WHAT IS REQUIRED: Output each entry verbatim and exclude every picture from it.

LISTED RECORDS:
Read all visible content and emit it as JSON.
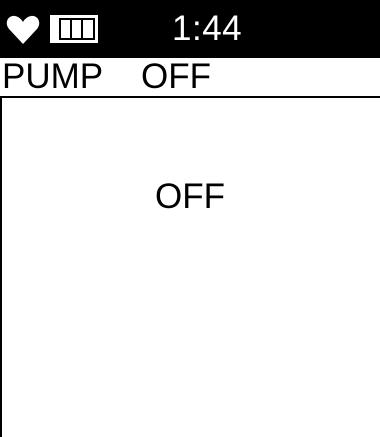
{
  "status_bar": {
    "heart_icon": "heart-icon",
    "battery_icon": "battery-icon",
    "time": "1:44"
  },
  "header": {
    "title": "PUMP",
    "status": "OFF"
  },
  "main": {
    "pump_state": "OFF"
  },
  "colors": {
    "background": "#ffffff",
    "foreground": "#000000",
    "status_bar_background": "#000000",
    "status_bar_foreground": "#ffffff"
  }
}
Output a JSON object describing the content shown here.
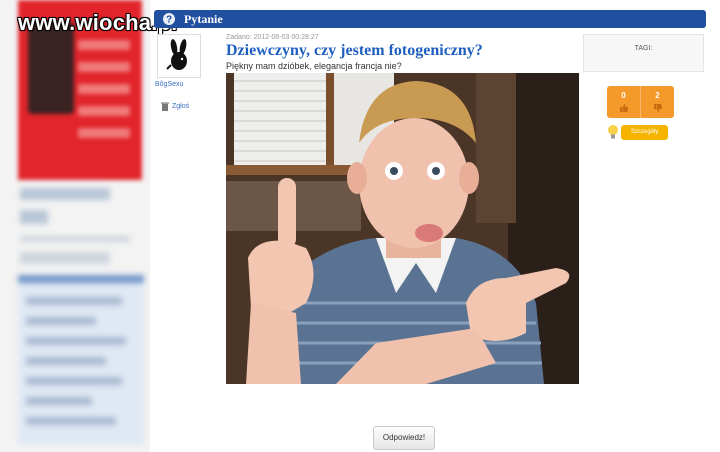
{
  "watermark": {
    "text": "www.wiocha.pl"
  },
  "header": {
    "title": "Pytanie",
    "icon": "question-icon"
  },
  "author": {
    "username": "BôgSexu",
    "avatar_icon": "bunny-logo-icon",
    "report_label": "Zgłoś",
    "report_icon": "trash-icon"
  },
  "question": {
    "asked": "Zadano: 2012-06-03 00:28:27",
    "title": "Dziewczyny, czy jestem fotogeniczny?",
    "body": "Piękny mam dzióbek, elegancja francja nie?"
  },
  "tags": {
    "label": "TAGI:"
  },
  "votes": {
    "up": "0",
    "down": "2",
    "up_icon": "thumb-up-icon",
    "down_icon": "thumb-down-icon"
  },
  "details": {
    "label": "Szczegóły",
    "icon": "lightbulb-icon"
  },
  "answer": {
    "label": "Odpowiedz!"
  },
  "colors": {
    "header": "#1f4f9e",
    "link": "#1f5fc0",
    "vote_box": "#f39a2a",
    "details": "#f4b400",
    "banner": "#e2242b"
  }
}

COMPLETE ANSWER:
Read all visible content and emit it as JSON.
{
  "status_bar": {
    "heart_icon": "heart-icon",
    "battery_icon": "battery-icon",
    "time": "1:44"
  },
  "header": {
    "title": "PUMP",
    "status": "OFF"
  },
  "main": {
    "pump_state": "OFF"
  },
  "colors": {
    "background": "#ffffff",
    "foreground": "#000000",
    "status_bar_background": "#000000",
    "status_bar_foreground": "#ffffff"
  }
}
Output a JSON object describing the content shown here.
{
  "watermark": {
    "text": "www.wiocha.pl"
  },
  "header": {
    "title": "Pytanie",
    "icon": "question-icon"
  },
  "author": {
    "username": "BôgSexu",
    "avatar_icon": "bunny-logo-icon",
    "report_label": "Zgłoś",
    "report_icon": "trash-icon"
  },
  "question": {
    "asked": "Zadano: 2012-06-03 00:28:27",
    "title": "Dziewczyny, czy jestem fotogeniczny?",
    "body": "Piękny mam dzióbek, elegancja francja nie?"
  },
  "tags": {
    "label": "TAGI:"
  },
  "votes": {
    "up": "0",
    "down": "2",
    "up_icon": "thumb-up-icon",
    "down_icon": "thumb-down-icon"
  },
  "details": {
    "label": "Szczegóły",
    "icon": "lightbulb-icon"
  },
  "answer": {
    "label": "Odpowiedz!"
  },
  "colors": {
    "header": "#1f4f9e",
    "link": "#1f5fc0",
    "vote_box": "#f39a2a",
    "details": "#f4b400",
    "banner": "#e2242b"
  }
}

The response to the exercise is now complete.